◆ PROBLEM TO SOLVE
In the entries below, find every line with "name" and copy it.

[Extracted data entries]
........

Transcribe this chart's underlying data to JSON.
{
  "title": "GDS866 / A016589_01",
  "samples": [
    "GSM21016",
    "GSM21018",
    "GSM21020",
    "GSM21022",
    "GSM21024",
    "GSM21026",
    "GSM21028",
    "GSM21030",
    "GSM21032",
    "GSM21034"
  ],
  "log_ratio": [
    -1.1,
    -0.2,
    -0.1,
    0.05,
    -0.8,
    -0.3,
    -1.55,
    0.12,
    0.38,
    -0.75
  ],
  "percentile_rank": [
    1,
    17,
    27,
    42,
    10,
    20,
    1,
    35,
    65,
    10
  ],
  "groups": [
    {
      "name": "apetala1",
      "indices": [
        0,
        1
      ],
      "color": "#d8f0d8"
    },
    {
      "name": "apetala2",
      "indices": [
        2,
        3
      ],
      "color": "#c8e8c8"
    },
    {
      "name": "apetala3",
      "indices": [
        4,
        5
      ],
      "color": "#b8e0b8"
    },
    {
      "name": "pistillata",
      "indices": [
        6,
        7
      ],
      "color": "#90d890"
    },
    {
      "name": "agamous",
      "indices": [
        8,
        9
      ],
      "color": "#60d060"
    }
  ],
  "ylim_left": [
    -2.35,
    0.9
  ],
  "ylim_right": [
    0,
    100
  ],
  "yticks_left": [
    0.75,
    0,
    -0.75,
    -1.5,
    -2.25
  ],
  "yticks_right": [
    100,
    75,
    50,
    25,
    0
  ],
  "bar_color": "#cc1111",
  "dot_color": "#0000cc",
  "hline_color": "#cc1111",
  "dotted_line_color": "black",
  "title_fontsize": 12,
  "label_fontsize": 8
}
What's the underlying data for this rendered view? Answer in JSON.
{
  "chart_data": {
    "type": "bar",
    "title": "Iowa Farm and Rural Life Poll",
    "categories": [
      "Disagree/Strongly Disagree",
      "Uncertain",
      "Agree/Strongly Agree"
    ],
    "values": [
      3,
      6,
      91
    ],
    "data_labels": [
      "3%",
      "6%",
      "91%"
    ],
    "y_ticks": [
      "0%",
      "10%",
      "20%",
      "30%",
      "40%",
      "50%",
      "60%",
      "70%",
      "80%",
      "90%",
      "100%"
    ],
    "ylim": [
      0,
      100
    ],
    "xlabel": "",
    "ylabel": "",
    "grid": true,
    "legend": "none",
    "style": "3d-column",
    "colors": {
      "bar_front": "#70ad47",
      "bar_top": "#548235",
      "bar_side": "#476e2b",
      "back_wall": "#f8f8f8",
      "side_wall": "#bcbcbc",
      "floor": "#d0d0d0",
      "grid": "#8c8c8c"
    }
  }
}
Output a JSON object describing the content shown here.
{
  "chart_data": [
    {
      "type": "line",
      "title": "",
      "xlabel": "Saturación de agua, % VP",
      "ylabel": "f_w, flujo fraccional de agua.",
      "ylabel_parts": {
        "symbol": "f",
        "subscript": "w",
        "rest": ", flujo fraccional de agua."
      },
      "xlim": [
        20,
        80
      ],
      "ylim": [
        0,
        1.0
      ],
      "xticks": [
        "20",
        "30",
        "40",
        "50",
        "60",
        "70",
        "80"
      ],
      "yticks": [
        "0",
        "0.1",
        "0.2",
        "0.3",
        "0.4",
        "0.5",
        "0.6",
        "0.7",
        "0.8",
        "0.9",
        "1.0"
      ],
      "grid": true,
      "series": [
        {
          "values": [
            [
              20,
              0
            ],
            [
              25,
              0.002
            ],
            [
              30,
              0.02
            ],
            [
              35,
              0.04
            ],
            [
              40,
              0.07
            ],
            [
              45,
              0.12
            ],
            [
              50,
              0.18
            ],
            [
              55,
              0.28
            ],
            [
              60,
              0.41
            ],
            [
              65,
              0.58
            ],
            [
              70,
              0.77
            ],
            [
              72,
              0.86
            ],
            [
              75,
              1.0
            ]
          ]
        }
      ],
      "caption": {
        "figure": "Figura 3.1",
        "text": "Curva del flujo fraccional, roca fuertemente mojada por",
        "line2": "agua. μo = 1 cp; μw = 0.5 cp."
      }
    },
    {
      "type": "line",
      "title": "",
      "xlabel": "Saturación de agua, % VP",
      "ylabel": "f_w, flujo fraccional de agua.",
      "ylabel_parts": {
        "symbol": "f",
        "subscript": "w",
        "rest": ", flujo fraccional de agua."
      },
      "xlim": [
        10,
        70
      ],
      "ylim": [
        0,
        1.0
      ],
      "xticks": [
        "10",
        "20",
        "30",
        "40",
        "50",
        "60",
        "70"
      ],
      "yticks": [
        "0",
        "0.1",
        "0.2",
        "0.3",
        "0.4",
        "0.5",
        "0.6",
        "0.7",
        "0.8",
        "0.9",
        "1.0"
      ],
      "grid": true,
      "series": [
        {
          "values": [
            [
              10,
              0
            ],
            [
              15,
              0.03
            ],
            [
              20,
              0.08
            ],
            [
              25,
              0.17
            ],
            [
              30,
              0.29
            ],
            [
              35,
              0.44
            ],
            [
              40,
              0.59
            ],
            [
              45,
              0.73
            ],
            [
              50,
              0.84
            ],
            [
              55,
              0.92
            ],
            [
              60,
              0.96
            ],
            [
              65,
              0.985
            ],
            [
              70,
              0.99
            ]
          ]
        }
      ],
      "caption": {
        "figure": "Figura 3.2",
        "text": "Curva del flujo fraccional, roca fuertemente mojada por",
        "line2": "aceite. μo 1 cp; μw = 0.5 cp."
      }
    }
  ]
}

........

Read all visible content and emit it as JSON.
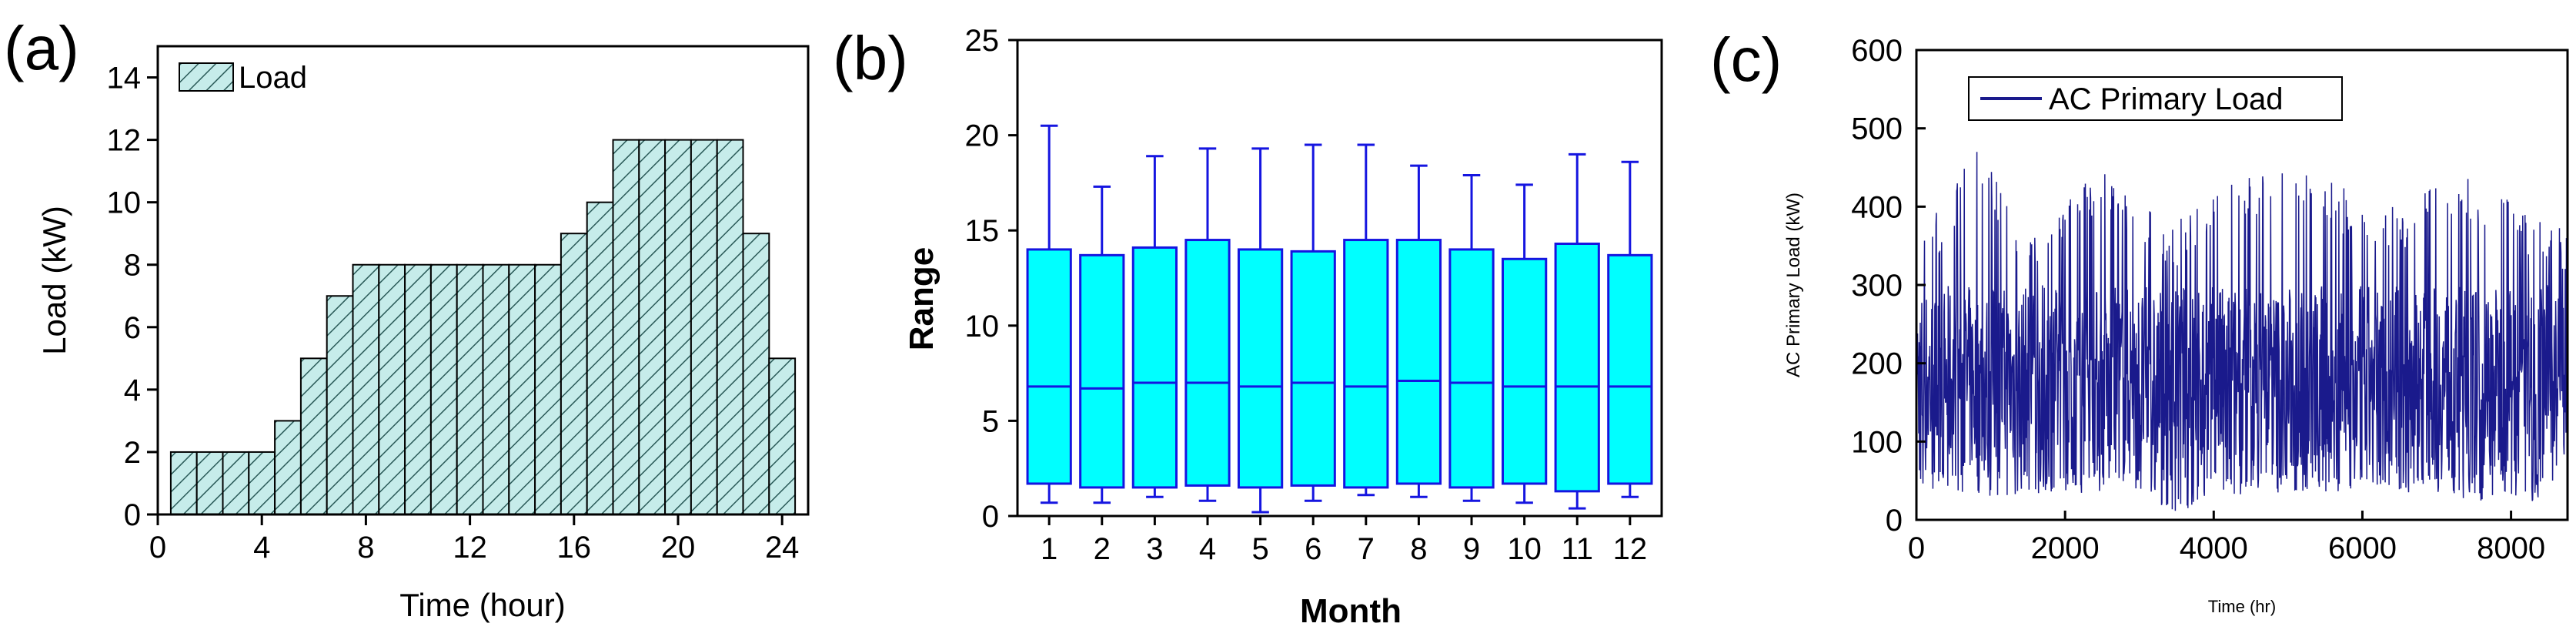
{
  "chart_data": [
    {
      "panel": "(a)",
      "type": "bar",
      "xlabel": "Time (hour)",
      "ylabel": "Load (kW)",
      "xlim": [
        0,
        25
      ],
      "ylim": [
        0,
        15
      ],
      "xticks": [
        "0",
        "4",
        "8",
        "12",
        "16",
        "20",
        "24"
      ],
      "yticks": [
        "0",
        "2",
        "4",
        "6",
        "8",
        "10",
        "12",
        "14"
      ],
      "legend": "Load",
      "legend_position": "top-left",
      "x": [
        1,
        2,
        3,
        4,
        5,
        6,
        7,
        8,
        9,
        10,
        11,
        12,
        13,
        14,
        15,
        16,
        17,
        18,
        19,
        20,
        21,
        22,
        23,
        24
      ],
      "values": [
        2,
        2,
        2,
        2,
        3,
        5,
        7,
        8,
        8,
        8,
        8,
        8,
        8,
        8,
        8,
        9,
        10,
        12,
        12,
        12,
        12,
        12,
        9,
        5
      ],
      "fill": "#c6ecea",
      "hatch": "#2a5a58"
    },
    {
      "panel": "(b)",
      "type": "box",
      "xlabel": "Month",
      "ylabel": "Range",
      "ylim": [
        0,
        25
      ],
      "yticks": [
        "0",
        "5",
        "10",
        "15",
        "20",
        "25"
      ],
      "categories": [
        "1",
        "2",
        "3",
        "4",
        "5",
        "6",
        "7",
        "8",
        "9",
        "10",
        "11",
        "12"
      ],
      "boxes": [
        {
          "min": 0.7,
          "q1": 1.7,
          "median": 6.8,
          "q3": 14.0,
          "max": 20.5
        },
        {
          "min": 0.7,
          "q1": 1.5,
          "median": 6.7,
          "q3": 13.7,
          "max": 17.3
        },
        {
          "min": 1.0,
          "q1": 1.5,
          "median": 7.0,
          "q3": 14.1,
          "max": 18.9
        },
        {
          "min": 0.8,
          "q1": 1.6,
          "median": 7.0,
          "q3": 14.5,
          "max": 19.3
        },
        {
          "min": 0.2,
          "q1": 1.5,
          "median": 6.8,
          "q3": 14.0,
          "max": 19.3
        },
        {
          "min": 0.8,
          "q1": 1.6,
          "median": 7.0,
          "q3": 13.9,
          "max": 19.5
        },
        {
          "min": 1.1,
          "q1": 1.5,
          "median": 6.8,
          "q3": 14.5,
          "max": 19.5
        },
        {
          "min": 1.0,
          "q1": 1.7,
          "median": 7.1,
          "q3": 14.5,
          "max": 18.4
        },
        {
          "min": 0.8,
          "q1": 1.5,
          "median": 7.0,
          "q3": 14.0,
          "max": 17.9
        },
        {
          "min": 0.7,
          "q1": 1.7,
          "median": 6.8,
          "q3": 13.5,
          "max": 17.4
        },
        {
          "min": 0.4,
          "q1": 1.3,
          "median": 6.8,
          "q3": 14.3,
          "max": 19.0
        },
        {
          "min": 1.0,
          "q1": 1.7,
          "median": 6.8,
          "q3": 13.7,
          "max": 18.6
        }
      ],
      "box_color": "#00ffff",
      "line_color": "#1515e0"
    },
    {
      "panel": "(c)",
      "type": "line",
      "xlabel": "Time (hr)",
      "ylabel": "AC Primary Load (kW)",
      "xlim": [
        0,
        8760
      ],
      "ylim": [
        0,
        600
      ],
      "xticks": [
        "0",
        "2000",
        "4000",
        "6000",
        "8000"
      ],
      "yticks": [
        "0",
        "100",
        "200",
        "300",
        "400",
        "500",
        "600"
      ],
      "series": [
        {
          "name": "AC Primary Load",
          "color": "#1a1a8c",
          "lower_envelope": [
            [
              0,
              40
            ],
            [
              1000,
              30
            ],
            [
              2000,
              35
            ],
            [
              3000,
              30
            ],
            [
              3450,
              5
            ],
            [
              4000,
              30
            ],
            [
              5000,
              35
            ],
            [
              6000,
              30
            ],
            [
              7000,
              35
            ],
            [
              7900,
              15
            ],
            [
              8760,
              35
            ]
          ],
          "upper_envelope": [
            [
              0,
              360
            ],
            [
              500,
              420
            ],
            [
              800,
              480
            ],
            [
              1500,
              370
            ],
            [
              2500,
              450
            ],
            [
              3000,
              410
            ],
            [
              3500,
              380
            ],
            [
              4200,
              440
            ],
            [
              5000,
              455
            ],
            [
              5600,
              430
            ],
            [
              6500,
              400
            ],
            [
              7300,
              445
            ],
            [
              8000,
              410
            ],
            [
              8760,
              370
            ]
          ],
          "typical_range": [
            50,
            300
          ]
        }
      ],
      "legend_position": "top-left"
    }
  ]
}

........

◆ ANSWER IN FULL
      "name": "apetala1",
      "name": "apetala2",
      "name": "apetala3",
      "name": "pistillata",
      "name": "agamous",
          "name": "AC Primary Load",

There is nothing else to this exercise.